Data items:
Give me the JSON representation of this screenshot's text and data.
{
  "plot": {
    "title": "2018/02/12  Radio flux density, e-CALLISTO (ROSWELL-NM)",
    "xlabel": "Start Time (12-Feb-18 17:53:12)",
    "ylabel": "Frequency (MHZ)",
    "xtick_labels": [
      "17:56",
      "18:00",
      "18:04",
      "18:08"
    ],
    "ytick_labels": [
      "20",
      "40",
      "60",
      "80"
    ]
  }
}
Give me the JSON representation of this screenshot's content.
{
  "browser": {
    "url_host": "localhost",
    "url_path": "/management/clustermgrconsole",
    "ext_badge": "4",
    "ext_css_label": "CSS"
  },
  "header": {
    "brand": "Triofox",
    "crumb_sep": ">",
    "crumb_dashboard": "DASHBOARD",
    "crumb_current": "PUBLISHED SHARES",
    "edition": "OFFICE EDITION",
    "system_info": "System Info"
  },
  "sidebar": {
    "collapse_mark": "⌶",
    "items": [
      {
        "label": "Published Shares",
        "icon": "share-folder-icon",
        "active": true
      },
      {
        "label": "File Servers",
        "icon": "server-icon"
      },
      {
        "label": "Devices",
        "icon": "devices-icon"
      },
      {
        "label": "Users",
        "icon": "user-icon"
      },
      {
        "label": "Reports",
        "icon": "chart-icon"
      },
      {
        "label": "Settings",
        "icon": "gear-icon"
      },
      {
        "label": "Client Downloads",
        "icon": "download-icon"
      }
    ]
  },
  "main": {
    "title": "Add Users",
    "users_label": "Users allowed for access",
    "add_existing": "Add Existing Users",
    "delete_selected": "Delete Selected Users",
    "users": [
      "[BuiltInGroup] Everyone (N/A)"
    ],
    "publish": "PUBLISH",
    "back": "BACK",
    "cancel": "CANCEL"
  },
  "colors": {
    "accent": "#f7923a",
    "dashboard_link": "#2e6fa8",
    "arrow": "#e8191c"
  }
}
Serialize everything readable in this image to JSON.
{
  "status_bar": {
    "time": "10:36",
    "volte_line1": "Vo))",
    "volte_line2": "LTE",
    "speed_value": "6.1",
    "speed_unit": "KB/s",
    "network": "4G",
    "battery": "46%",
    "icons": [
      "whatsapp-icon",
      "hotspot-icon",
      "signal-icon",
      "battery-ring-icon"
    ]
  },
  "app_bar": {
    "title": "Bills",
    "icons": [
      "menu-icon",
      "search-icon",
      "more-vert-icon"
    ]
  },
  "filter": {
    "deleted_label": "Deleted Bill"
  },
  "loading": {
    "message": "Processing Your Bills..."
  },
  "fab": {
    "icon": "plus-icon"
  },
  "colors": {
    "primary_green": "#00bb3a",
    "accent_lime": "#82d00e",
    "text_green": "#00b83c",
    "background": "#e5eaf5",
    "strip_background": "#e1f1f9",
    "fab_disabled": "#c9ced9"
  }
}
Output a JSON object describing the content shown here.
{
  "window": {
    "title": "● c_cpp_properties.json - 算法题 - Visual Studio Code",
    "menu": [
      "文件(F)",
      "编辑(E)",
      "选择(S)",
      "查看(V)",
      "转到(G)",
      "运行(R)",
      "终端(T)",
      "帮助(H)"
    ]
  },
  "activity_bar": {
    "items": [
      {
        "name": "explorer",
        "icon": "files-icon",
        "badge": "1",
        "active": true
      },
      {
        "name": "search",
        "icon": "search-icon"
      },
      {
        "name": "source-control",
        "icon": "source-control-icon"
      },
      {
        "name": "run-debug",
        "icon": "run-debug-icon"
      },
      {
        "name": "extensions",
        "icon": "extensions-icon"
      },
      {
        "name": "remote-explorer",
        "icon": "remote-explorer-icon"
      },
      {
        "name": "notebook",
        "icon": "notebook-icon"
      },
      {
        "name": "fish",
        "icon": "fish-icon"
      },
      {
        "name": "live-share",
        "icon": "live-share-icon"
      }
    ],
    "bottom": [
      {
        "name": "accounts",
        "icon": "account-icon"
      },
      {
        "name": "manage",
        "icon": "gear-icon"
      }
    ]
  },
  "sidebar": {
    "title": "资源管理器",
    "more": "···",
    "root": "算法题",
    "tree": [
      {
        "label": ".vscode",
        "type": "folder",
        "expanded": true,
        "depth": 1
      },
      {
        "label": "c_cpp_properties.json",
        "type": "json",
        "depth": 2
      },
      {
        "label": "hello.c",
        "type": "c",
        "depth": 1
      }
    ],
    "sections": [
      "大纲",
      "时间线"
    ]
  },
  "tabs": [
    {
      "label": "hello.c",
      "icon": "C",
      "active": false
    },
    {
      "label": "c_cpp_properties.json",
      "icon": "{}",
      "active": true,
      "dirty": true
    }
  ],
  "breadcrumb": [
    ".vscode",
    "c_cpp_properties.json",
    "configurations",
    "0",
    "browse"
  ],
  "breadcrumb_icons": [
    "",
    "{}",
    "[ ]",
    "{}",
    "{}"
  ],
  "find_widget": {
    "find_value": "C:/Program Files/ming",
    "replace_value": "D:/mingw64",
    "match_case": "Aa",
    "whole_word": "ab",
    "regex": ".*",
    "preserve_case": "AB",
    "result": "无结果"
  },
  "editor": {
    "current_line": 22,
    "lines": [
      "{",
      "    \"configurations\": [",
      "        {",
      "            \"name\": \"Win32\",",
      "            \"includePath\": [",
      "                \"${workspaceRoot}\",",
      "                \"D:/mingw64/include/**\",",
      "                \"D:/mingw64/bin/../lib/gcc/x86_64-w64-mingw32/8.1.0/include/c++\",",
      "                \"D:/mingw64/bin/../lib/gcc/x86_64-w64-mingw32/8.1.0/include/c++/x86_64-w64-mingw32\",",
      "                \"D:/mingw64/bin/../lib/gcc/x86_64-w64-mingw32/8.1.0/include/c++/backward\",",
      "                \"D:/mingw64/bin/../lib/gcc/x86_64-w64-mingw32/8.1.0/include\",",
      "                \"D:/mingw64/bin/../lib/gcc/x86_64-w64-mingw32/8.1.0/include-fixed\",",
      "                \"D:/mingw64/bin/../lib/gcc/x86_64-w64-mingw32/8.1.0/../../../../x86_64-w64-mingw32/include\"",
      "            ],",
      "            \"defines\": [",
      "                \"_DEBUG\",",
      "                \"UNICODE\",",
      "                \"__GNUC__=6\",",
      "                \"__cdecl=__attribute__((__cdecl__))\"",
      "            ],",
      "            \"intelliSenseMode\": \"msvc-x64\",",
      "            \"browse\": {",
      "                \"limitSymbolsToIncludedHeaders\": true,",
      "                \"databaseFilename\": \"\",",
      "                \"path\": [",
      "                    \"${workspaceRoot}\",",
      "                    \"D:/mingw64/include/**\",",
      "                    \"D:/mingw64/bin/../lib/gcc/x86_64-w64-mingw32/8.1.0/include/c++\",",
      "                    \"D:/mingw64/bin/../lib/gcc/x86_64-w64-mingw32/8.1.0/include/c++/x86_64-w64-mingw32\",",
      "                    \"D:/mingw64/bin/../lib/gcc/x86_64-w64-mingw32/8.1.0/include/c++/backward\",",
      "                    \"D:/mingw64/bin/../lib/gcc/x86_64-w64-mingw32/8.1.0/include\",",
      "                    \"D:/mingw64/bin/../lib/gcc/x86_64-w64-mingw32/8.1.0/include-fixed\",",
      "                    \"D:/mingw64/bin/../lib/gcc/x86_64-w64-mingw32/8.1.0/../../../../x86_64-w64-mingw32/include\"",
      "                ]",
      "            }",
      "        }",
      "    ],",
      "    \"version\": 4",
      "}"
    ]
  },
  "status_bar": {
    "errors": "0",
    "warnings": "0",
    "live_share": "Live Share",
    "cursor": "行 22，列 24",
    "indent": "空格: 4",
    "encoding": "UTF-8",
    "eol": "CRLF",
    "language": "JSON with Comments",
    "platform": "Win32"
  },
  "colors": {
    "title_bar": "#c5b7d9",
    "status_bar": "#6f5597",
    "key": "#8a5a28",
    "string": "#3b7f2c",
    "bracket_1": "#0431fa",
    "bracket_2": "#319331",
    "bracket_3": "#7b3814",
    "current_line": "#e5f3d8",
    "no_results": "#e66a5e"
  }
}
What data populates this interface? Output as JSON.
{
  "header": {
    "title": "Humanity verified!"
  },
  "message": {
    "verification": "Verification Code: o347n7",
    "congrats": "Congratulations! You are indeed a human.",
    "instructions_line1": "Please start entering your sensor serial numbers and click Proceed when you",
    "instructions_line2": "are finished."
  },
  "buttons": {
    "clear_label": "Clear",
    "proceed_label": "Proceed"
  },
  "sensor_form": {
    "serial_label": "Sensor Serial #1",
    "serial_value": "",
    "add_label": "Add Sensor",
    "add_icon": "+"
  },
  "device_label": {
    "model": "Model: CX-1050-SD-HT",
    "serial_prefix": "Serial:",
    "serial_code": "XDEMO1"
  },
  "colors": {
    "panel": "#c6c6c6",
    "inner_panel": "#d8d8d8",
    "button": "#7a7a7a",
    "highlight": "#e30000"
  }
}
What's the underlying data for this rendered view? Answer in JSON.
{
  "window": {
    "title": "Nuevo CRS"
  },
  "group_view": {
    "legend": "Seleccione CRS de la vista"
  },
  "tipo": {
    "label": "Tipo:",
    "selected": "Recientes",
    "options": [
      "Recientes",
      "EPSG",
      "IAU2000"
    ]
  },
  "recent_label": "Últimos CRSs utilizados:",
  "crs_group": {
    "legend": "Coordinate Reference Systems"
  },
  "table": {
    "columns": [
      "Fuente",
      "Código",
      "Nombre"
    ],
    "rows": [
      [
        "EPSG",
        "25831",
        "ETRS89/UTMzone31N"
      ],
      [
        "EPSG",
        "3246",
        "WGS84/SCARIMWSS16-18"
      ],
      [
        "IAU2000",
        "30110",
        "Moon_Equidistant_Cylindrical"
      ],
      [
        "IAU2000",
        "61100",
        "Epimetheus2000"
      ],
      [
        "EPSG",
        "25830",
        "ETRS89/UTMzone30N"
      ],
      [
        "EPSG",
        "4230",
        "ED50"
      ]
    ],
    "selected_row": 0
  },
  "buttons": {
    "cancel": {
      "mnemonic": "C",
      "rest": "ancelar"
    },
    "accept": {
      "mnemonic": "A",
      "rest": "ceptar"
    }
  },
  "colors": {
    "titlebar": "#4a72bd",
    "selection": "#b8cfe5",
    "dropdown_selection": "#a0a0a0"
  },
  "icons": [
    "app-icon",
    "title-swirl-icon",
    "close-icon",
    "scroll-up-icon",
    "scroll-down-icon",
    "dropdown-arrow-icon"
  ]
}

▸ What the exercise asks: Using the listing above, work out how many of its lines include "active", and give only the result.

▸ Result for this task: 4